Given instruction - Please print all of the material below, word for word.

Records from a data source
-- START --

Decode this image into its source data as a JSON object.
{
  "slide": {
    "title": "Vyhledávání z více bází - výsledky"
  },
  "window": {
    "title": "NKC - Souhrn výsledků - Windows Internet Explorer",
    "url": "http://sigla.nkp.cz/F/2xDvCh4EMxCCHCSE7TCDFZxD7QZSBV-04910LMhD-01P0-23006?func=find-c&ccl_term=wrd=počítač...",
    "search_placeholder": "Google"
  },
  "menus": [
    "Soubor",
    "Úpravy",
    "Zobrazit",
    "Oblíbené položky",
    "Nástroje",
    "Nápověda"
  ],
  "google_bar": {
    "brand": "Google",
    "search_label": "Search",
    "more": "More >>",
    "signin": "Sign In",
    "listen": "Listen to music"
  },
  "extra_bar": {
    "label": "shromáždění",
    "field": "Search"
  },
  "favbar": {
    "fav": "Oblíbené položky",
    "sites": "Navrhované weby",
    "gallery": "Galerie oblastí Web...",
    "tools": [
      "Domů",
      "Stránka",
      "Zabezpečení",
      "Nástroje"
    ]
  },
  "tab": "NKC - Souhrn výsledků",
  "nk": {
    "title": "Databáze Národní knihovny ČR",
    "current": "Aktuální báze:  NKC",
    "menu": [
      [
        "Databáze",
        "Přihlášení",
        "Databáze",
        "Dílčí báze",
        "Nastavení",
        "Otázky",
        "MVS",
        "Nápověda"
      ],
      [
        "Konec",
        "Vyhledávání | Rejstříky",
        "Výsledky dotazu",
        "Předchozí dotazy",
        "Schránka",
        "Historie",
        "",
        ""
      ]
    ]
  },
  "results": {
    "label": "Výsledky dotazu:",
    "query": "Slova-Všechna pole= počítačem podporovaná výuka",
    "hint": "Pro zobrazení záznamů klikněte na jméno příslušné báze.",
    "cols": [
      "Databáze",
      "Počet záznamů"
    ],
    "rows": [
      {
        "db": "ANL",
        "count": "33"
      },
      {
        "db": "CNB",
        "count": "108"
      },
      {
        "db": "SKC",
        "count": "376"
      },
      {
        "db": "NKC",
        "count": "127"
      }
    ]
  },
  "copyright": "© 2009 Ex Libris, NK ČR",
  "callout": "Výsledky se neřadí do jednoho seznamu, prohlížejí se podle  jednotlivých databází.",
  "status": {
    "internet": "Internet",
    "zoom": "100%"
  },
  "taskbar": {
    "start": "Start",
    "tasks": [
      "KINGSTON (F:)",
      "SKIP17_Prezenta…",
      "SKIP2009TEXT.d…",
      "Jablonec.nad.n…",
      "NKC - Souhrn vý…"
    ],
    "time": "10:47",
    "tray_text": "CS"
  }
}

-- END --

Response -
Decode this image into its source data as a JSON object.
{
  "slide": {
    "title": "Vyhledávání z více bází - výsledky"
  },
  "window": {
    "title": "NKC - Souhrn výsledků - Windows Internet Explorer",
    "url": "http://sigla.nkp.cz/F/2xDvCh4EMxCCHCSE7TCDFZxD7QZSBV-04910LMhD-01P0-23006?func=find-c&ccl_term=wrd=počítač...",
    "search_placeholder": "Google"
  },
  "menus": [
    "Soubor",
    "Úpravy",
    "Zobrazit",
    "Oblíbené položky",
    "Nástroje",
    "Nápověda"
  ],
  "google_bar": {
    "brand": "Google",
    "search_label": "Search",
    "more": "More >>",
    "signin": "Sign In",
    "listen": "Listen to music"
  },
  "extra_bar": {
    "label": "shromáždění",
    "field": "Search"
  },
  "favbar": {
    "fav": "Oblíbené položky",
    "sites": "Navrhované weby",
    "gallery": "Galerie oblastí Web...",
    "tools": [
      "Domů",
      "Stránka",
      "Zabezpečení",
      "Nástroje"
    ]
  },
  "tab": "NKC - Souhrn výsledků",
  "nk": {
    "title": "Databáze Národní knihovny ČR",
    "current": "Aktuální báze:  NKC",
    "menu": [
      [
        "Databáze",
        "Přihlášení",
        "Databáze",
        "Dílčí báze",
        "Nastavení",
        "Otázky",
        "MVS",
        "Nápověda"
      ],
      [
        "Konec",
        "Vyhledávání | Rejstříky",
        "Výsledky dotazu",
        "Předchozí dotazy",
        "Schránka",
        "Historie",
        "",
        ""
      ]
    ]
  },
  "results": {
    "label": "Výsledky dotazu:",
    "query": "Slova-Všechna pole= počítačem podporovaná výuka",
    "hint": "Pro zobrazení záznamů klikněte na jméno příslušné báze.",
    "cols": [
      "Databáze",
      "Počet záznamů"
    ],
    "rows": [
      {
        "db": "ANL",
        "count": "33"
      },
      {
        "db": "CNB",
        "count": "108"
      },
      {
        "db": "SKC",
        "count": "376"
      },
      {
        "db": "NKC",
        "count": "127"
      }
    ]
  },
  "copyright": "© 2009 Ex Libris, NK ČR",
  "callout": "Výsledky se neřadí do jednoho seznamu, prohlížejí se podle  jednotlivých databází.",
  "status": {
    "internet": "Internet",
    "zoom": "100%"
  },
  "taskbar": {
    "start": "Start",
    "tasks": [
      "KINGSTON (F:)",
      "SKIP17_Prezenta…",
      "SKIP2009TEXT.d…",
      "Jablonec.nad.n…",
      "NKC - Souhrn vý…"
    ],
    "time": "10:47",
    "tray_text": "CS"
  }
}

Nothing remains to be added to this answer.